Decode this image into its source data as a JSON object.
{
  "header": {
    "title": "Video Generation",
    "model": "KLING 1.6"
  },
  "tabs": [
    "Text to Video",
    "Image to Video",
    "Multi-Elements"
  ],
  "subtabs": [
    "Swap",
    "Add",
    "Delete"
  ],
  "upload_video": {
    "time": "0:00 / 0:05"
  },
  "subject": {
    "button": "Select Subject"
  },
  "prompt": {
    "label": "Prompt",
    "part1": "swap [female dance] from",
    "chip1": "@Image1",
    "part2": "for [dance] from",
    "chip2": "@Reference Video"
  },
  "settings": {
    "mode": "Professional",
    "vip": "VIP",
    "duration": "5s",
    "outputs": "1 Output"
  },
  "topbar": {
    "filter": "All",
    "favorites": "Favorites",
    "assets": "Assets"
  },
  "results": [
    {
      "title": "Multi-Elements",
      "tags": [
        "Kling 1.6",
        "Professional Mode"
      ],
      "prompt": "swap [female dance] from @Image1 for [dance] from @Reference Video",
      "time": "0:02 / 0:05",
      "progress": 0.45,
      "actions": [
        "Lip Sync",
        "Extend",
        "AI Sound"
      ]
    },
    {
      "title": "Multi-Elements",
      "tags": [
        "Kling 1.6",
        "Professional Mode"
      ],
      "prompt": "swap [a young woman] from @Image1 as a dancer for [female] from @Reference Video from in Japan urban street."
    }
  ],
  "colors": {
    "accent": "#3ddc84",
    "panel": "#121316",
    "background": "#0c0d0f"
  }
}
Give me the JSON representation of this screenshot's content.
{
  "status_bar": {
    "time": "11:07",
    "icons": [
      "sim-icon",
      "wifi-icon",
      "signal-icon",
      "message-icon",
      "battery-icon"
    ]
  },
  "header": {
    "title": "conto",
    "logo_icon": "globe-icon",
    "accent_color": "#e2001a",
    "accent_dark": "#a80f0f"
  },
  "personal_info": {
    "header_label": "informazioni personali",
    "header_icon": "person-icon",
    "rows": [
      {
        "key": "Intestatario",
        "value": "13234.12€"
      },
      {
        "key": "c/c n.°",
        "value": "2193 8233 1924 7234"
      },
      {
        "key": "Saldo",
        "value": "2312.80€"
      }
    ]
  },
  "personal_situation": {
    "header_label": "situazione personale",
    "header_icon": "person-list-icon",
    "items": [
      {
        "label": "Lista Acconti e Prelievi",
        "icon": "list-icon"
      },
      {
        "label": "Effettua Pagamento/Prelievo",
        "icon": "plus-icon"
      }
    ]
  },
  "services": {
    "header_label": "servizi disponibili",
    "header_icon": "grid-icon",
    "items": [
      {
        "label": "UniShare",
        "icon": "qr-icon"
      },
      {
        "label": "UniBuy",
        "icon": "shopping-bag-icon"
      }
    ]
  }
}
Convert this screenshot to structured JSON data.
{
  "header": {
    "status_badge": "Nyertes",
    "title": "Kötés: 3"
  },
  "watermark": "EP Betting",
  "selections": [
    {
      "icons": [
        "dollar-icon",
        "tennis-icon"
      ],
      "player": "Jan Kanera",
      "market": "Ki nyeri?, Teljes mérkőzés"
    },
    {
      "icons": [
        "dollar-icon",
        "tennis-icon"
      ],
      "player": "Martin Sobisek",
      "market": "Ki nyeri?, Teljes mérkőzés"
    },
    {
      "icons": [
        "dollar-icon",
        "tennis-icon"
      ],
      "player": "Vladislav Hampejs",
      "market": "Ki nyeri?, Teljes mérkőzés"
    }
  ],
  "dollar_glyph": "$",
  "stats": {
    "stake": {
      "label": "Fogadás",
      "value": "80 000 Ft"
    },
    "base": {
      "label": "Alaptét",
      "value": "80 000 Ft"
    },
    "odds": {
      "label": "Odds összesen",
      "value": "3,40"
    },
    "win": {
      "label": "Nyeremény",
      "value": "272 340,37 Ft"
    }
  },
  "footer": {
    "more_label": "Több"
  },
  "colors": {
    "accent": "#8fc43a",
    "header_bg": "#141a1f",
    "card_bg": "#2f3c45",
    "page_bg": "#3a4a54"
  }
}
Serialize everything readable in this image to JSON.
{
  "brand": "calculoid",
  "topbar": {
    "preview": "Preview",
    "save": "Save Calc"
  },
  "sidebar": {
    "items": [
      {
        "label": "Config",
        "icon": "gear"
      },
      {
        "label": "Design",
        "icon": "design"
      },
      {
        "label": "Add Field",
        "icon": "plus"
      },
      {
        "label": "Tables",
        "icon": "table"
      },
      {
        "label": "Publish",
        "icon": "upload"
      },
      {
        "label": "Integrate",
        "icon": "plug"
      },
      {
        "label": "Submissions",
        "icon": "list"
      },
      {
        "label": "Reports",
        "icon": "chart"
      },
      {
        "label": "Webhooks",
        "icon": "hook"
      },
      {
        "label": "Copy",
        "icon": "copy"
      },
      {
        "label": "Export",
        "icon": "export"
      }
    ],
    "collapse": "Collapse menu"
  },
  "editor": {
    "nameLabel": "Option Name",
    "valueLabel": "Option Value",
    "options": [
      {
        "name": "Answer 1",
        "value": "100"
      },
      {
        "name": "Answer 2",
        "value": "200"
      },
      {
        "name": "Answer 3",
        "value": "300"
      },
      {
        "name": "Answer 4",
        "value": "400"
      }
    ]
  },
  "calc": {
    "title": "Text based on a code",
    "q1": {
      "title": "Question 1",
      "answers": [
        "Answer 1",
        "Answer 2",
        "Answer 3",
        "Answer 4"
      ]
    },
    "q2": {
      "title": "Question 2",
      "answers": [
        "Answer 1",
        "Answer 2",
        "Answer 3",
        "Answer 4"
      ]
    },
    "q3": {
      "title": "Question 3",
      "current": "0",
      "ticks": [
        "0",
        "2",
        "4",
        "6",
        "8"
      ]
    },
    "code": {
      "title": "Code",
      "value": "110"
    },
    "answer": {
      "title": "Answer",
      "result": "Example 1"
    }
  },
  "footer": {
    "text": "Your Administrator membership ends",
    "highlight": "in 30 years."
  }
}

WRITTEN TASK —
Copy every record exactly, with nothing added or dropped.

OUTPUT FOR THIS EXERCISE —
Decode this image into its source data as a JSON object.
{
  "header": {
    "title": "Video Generation",
    "model": "KLING 1.6"
  },
  "tabs": [
    "Text to Video",
    "Image to Video",
    "Multi-Elements"
  ],
  "subtabs": [
    "Swap",
    "Add",
    "Delete"
  ],
  "upload_video": {
    "time": "0:00 / 0:05"
  },
  "subject": {
    "button": "Select Subject"
  },
  "prompt": {
    "label": "Prompt",
    "part1": "swap [female dance] from",
    "chip1": "@Image1",
    "part2": "for [dance] from",
    "chip2": "@Reference Video"
  },
  "settings": {
    "mode": "Professional",
    "vip": "VIP",
    "duration": "5s",
    "outputs": "1 Output"
  },
  "topbar": {
    "filter": "All",
    "favorites": "Favorites",
    "assets": "Assets"
  },
  "results": [
    {
      "title": "Multi-Elements",
      "tags": [
        "Kling 1.6",
        "Professional Mode"
      ],
      "prompt": "swap [female dance] from @Image1 for [dance] from @Reference Video",
      "time": "0:02 / 0:05",
      "progress": 0.45,
      "actions": [
        "Lip Sync",
        "Extend",
        "AI Sound"
      ]
    },
    {
      "title": "Multi-Elements",
      "tags": [
        "Kling 1.6",
        "Professional Mode"
      ],
      "prompt": "swap [a young woman] from @Image1 as a dancer for [female] from @Reference Video from in Japan urban street."
    }
  ],
  "colors": {
    "accent": "#3ddc84",
    "panel": "#121316",
    "background": "#0c0d0f"
  }
}
Give me the JSON representation of this screenshot's content.
{
  "status_bar": {
    "time": "11:07",
    "icons": [
      "sim-icon",
      "wifi-icon",
      "signal-icon",
      "message-icon",
      "battery-icon"
    ]
  },
  "header": {
    "title": "conto",
    "logo_icon": "globe-icon",
    "accent_color": "#e2001a",
    "accent_dark": "#a80f0f"
  },
  "personal_info": {
    "header_label": "informazioni personali",
    "header_icon": "person-icon",
    "rows": [
      {
        "key": "Intestatario",
        "value": "13234.12€"
      },
      {
        "key": "c/c n.°",
        "value": "2193 8233 1924 7234"
      },
      {
        "key": "Saldo",
        "value": "2312.80€"
      }
    ]
  },
  "personal_situation": {
    "header_label": "situazione personale",
    "header_icon": "person-list-icon",
    "items": [
      {
        "label": "Lista Acconti e Prelievi",
        "icon": "list-icon"
      },
      {
        "label": "Effettua Pagamento/Prelievo",
        "icon": "plus-icon"
      }
    ]
  },
  "services": {
    "header_label": "servizi disponibili",
    "header_icon": "grid-icon",
    "items": [
      {
        "label": "UniShare",
        "icon": "qr-icon"
      },
      {
        "label": "UniBuy",
        "icon": "shopping-bag-icon"
      }
    ]
  }
}
Convert this screenshot to structured JSON data.
{
  "header": {
    "status_badge": "Nyertes",
    "title": "Kötés: 3"
  },
  "watermark": "EP Betting",
  "selections": [
    {
      "icons": [
        "dollar-icon",
        "tennis-icon"
      ],
      "player": "Jan Kanera",
      "market": "Ki nyeri?, Teljes mérkőzés"
    },
    {
      "icons": [
        "dollar-icon",
        "tennis-icon"
      ],
      "player": "Martin Sobisek",
      "market": "Ki nyeri?, Teljes mérkőzés"
    },
    {
      "icons": [
        "dollar-icon",
        "tennis-icon"
      ],
      "player": "Vladislav Hampejs",
      "market": "Ki nyeri?, Teljes mérkőzés"
    }
  ],
  "dollar_glyph": "$",
  "stats": {
    "stake": {
      "label": "Fogadás",
      "value": "80 000 Ft"
    },
    "base": {
      "label": "Alaptét",
      "value": "80 000 Ft"
    },
    "odds": {
      "label": "Odds összesen",
      "value": "3,40"
    },
    "win": {
      "label": "Nyeremény",
      "value": "272 340,37 Ft"
    }
  },
  "footer": {
    "more_label": "Több"
  },
  "colors": {
    "accent": "#8fc43a",
    "header_bg": "#141a1f",
    "card_bg": "#2f3c45",
    "page_bg": "#3a4a54"
  }
}
Serialize everything readable in this image to JSON.
{
  "brand": "calculoid",
  "topbar": {
    "preview": "Preview",
    "save": "Save Calc"
  },
  "sidebar": {
    "items": [
      {
        "label": "Config",
        "icon": "gear"
      },
      {
        "label": "Design",
        "icon": "design"
      },
      {
        "label": "Add Field",
        "icon": "plus"
      },
      {
        "label": "Tables",
        "icon": "table"
      },
      {
        "label": "Publish",
        "icon": "upload"
      },
      {
        "label": "Integrate",
        "icon": "plug"
      },
      {
        "label": "Submissions",
        "icon": "list"
      },
      {
        "label": "Reports",
        "icon": "chart"
      },
      {
        "label": "Webhooks",
        "icon": "hook"
      },
      {
        "label": "Copy",
        "icon": "copy"
      },
      {
        "label": "Export",
        "icon": "export"
      }
    ],
    "collapse": "Collapse menu"
  },
  "editor": {
    "nameLabel": "Option Name",
    "valueLabel": "Option Value",
    "options": [
      {
        "name": "Answer 1",
        "value": "100"
      },
      {
        "name": "Answer 2",
        "value": "200"
      },
      {
        "name": "Answer 3",
        "value": "300"
      },
      {
        "name": "Answer 4",
        "value": "400"
      }
    ]
  },
  "calc": {
    "title": "Text based on a code",
    "q1": {
      "title": "Question 1",
      "answers": [
        "Answer 1",
        "Answer 2",
        "Answer 3",
        "Answer 4"
      ]
    },
    "q2": {
      "title": "Question 2",
      "answers": [
        "Answer 1",
        "Answer 2",
        "Answer 3",
        "Answer 4"
      ]
    },
    "q3": {
      "title": "Question 3",
      "current": "0",
      "ticks": [
        "0",
        "2",
        "4",
        "6",
        "8"
      ]
    },
    "code": {
      "title": "Code",
      "value": "110"
    },
    "answer": {
      "title": "Answer",
      "result": "Example 1"
    }
  },
  "footer": {
    "text": "Your Administrator membership ends",
    "highlight": "in 30 years."
  }
}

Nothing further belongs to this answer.